▶ [PROBLEM TO WORK ON]: Print, please, the line that contains "Decode this chart: output" and each line after it to the end of the entries, unchanged and with nothing else.

[Figure record extracts]
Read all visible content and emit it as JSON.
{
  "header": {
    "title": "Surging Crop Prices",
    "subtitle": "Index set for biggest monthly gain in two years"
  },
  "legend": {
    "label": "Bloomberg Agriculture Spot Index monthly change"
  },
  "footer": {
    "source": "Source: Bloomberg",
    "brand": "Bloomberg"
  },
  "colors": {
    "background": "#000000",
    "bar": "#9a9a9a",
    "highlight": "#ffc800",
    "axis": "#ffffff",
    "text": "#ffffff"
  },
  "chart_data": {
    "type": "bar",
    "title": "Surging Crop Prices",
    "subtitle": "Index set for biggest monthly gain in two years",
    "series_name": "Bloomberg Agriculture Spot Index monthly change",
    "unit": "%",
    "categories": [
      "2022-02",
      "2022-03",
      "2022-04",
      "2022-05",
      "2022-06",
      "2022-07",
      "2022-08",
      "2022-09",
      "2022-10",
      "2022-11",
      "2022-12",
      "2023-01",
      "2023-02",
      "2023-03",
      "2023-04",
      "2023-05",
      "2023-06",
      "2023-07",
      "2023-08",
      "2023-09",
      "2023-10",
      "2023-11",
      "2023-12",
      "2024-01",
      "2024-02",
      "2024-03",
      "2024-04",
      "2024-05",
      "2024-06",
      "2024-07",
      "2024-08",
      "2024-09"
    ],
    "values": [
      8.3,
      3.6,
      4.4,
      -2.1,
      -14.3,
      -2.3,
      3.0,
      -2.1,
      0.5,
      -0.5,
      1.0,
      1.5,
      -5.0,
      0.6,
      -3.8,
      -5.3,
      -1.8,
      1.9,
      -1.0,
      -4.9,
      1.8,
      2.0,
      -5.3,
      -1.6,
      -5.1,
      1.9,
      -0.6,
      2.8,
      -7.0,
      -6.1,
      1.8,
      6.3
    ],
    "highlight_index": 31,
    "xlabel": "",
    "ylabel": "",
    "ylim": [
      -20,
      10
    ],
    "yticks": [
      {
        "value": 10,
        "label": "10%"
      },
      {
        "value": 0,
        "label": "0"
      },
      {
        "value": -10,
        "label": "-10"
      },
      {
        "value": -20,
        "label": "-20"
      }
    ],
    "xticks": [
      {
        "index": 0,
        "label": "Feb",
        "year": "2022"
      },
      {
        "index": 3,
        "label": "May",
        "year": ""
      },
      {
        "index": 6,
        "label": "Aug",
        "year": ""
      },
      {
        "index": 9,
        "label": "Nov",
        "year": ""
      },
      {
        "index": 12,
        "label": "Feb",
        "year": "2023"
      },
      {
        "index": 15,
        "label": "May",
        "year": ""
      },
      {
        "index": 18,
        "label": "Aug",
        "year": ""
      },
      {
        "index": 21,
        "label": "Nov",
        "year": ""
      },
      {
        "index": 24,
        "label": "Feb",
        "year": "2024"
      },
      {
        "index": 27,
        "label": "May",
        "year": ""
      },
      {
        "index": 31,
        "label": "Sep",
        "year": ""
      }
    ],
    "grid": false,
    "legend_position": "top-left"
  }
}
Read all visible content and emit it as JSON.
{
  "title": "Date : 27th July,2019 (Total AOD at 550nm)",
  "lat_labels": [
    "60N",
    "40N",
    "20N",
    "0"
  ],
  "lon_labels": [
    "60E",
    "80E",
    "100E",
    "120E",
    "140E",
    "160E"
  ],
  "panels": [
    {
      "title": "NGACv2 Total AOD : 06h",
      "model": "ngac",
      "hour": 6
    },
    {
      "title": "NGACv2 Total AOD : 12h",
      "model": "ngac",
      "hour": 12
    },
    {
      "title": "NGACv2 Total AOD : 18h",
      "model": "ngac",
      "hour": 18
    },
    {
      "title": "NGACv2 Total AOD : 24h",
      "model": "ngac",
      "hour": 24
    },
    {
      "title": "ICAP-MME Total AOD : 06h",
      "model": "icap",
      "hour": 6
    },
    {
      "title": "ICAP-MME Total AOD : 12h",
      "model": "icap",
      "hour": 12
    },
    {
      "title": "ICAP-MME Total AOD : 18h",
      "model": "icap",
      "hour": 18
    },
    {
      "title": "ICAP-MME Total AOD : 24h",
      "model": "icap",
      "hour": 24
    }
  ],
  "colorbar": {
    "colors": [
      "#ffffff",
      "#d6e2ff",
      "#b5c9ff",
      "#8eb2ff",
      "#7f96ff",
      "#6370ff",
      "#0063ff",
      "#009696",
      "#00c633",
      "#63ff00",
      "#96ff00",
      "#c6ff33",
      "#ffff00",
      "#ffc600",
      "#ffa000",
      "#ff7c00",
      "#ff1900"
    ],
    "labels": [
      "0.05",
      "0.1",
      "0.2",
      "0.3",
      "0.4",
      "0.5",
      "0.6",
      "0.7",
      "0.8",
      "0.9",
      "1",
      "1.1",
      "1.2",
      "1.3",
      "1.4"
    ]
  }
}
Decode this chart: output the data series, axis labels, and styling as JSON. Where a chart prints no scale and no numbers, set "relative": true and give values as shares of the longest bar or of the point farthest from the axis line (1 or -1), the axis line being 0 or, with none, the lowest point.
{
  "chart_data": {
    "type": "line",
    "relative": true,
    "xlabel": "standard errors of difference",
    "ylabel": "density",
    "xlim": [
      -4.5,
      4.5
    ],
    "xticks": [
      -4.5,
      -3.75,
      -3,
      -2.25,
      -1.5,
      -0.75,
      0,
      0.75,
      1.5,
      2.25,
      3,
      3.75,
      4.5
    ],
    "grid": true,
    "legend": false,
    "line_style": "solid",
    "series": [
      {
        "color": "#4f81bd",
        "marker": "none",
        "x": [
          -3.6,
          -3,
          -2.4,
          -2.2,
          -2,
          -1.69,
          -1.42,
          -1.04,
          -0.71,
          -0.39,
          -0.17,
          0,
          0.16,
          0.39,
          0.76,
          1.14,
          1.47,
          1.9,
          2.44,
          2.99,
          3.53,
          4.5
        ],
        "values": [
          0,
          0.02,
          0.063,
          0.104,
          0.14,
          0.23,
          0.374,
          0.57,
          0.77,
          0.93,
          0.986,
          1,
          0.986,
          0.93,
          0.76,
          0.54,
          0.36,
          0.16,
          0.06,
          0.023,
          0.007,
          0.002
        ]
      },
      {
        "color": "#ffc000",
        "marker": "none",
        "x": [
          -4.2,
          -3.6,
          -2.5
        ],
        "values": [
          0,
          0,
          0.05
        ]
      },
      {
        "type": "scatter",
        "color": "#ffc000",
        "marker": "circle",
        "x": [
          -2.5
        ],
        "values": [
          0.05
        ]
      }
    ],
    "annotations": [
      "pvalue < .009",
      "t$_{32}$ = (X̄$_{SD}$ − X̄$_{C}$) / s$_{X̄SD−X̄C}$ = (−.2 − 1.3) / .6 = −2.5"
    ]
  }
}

▶ [CORRECT ANSWER]:
Decode this chart: output the data series, axis labels, and styling as JSON. Where a chart prints no scale and no numbers, set "relative": true and give values as shares of the longest bar or of the point farthest from the axis line (1 or -1), the axis line being 0 or, with none, the lowest point.
{
  "chart_data": {
    "type": "line",
    "relative": true,
    "xlabel": "standard errors of difference",
    "ylabel": "density",
    "xlim": [
      -4.5,
      4.5
    ],
    "xticks": [
      -4.5,
      -3.75,
      -3,
      -2.25,
      -1.5,
      -0.75,
      0,
      0.75,
      1.5,
      2.25,
      3,
      3.75,
      4.5
    ],
    "grid": true,
    "legend": false,
    "line_style": "solid",
    "series": [
      {
        "color": "#4f81bd",
        "marker": "none",
        "x": [
          -3.6,
          -3,
          -2.4,
          -2.2,
          -2,
          -1.69,
          -1.42,
          -1.04,
          -0.71,
          -0.39,
          -0.17,
          0,
          0.16,
          0.39,
          0.76,
          1.14,
          1.47,
          1.9,
          2.44,
          2.99,
          3.53,
          4.5
        ],
        "values": [
          0,
          0.02,
          0.063,
          0.104,
          0.14,
          0.23,
          0.374,
          0.57,
          0.77,
          0.93,
          0.986,
          1,
          0.986,
          0.93,
          0.76,
          0.54,
          0.36,
          0.16,
          0.06,
          0.023,
          0.007,
          0.002
        ]
      },
      {
        "color": "#ffc000",
        "marker": "none",
        "x": [
          -4.2,
          -3.6,
          -2.5
        ],
        "values": [
          0,
          0,
          0.05
        ]
      },
      {
        "type": "scatter",
        "color": "#ffc000",
        "marker": "circle",
        "x": [
          -2.5
        ],
        "values": [
          0.05
        ]
      }
    ],
    "annotations": [
      "pvalue < .009",
      "t$_{32}$ = (X̄$_{SD}$ − X̄$_{C}$) / s$_{X̄SD−X̄C}$ = (−.2 − 1.3) / .6 = −2.5"
    ]
  }
}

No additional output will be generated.